TEXTO SELECIONADO
□ □ □

Ao confirmar o convênio, o diretor-geral brasileiro da Itaipu, Enio Verri, afirmou que o projeto Opaná “está totalmente alinhado à missão da atual gestão da Itaipu” e que a intenção é apoiar políticas públicas de reparação ao povo Guarani, na região oeste do Paraná, que teria sido impactado pelas obras da usina hidrelétrica na década de 1980.

“Nós sabemos que, quando da construção do reservatório, muitas comunidades foram atingidas. Ainda há dívidas a serem pagas, e nós queremos trabalhar fortemente para isso. Não tenho certeza se a nossa gestão terá tempo suficiente para atender tudo aquilo que eles merecem, mas faremos o possível para que o máximo seja alcançado”, declarou Verri.

Padovani criticou as ações de reparação da gestão petista e afirmou que o lado paraguaio tem incentivado a economia e o empreendedorismo com os recursos da usina hidrelétrica. Do lado de cá da fronteira, segundo ele, a narrativa imposta pela diretoria de Itaipu incentiva as invasões de terras e o conflto no campo.

□ □ □

DADOS EXTRAÍDOS
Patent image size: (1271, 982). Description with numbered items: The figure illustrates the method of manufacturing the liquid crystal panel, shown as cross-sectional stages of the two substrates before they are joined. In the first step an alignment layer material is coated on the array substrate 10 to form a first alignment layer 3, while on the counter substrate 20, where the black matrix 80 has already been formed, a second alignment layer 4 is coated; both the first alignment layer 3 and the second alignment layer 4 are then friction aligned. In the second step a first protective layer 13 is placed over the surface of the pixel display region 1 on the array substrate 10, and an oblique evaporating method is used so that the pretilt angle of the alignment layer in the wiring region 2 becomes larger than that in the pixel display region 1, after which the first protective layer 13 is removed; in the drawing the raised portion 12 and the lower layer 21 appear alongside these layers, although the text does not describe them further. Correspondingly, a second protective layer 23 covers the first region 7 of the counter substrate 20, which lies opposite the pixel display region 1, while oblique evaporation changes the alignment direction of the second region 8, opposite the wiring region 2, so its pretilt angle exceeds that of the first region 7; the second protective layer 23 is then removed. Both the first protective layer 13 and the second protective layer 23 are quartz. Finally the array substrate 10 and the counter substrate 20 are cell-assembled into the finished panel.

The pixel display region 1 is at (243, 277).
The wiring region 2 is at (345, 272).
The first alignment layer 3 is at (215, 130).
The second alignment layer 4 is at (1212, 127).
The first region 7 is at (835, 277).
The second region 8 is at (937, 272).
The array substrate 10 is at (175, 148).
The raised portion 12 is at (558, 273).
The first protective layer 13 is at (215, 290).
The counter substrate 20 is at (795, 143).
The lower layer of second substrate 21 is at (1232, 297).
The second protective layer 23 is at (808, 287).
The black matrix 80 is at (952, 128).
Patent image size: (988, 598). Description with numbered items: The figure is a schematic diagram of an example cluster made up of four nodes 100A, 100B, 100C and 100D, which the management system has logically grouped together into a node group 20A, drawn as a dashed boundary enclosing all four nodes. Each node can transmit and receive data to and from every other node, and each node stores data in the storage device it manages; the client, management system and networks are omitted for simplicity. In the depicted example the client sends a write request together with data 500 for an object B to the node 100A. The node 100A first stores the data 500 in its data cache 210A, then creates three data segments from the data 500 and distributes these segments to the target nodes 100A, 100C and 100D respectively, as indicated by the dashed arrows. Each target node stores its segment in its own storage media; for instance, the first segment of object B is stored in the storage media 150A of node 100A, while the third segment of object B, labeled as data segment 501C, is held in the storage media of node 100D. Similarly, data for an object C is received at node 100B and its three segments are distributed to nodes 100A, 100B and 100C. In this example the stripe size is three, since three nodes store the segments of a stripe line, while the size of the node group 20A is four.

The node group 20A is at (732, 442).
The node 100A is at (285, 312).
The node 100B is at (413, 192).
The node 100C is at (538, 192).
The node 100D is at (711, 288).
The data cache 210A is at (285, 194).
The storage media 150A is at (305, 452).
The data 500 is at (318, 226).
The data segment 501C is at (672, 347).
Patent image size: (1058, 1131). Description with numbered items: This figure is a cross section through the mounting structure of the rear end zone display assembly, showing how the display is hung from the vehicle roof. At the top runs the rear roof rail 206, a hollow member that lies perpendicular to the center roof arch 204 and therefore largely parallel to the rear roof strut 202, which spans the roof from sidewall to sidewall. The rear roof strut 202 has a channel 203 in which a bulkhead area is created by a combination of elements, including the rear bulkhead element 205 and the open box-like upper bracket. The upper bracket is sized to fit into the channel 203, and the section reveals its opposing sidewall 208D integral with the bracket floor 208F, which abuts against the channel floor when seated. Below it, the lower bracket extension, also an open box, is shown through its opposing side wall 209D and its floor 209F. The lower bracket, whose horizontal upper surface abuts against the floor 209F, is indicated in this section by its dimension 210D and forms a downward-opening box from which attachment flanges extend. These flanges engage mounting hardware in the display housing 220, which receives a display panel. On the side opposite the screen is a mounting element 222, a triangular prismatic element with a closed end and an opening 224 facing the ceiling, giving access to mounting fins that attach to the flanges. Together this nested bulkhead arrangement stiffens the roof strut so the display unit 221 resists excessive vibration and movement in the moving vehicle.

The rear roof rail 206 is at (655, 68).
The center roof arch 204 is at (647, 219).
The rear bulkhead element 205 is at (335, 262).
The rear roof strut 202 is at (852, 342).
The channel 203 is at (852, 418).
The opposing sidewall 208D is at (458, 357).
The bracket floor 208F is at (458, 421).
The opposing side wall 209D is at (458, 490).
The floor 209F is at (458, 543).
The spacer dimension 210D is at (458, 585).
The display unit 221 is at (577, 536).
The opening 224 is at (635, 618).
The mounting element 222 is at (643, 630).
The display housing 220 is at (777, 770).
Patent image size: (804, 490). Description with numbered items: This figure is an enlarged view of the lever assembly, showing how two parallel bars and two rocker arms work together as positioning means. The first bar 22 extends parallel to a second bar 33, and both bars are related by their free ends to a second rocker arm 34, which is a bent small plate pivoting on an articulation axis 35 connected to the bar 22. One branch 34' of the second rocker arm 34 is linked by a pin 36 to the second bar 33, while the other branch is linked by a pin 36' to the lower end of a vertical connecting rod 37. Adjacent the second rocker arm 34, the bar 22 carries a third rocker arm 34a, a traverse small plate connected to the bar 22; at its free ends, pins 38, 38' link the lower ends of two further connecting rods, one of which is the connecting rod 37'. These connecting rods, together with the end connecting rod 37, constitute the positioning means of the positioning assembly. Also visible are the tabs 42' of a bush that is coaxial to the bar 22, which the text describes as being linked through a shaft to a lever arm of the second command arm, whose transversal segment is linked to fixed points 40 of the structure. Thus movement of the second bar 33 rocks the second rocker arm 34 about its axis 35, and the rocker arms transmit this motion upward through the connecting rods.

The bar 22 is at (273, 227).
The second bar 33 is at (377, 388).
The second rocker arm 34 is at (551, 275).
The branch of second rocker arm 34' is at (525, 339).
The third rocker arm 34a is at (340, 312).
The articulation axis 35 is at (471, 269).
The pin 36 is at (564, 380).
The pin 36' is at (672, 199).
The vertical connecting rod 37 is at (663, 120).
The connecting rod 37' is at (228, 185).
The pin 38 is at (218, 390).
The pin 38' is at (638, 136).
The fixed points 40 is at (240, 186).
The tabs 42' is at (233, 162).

□ □ □

EXERCÍCIOS A FAZER
#1 Segundo o texto sobre a Itaipu, quem é o diretor-geral brasileiro da usina?
#2 Prossiga com o texto sobre a Itaipu a partir do ponto em que ele termina.

RESPOSTAS EM ORDEM
#1 Enio Verri.

#2
“A gestão do lado brasileiro diz que tem uma dívida histórica. Por que o Paraguai não diz isso, se o lago é o mesmo?  Eles estão jogando contra o Brasil. É uma diretoria que está jogando contra a soberania nacional”, atacou o parlamentar. Além disso, o pedido ao TCU cita o convênio de R$ 80,7 milhões que foi firmado com a Cooperativa Central da Reforma Agrária do Paraná (CCA-PR), ligada ao MST, e obras na Universidade Federal Latino-Americana (Unila), orçada em R$ 752 milhões.

Ainda há dívidas a serem pagas, e nós queremos trabalhar para isso. Não tenho certeza se nossa gestão terá tempo para atender tudo que as comunidades merecem, mas faremos o possível. Diretor brasileiro da Itaipu Binacional, Enio Verri

No final de janeiro, foi encerrado o período de inscrição do novo edital do Programa Itaipu Mais que Energia, em parceria com a Caixa Econômica Federal, com 1.669 projetos na área de influência de Itaipu, que abrange 434 municípios: 399 do Paraná e outros 35 do Mato Grosso do Sul. Segundo a empresa, a previsão de investimentos é de R$ 400 milhões para organizações sociais nos eixos de Conservação da Biodiversidade, Desenvolvimento Comunitário, Produção Sustentável e Saúde e Bem-estar Social.

Cidades do Paraná também foram beneficiadas com verbas da hidrelétrica para pavimentação asfáltica nos últimos dois anos. O presidente da Frente Nacional dos Consumidores de Energia, Luiz Eduardo Barata, afirma que os municípios paranaenses e sul-mato-grossenses são os mais contemplados, o que é desigual para os consumidores das outras regiões do país.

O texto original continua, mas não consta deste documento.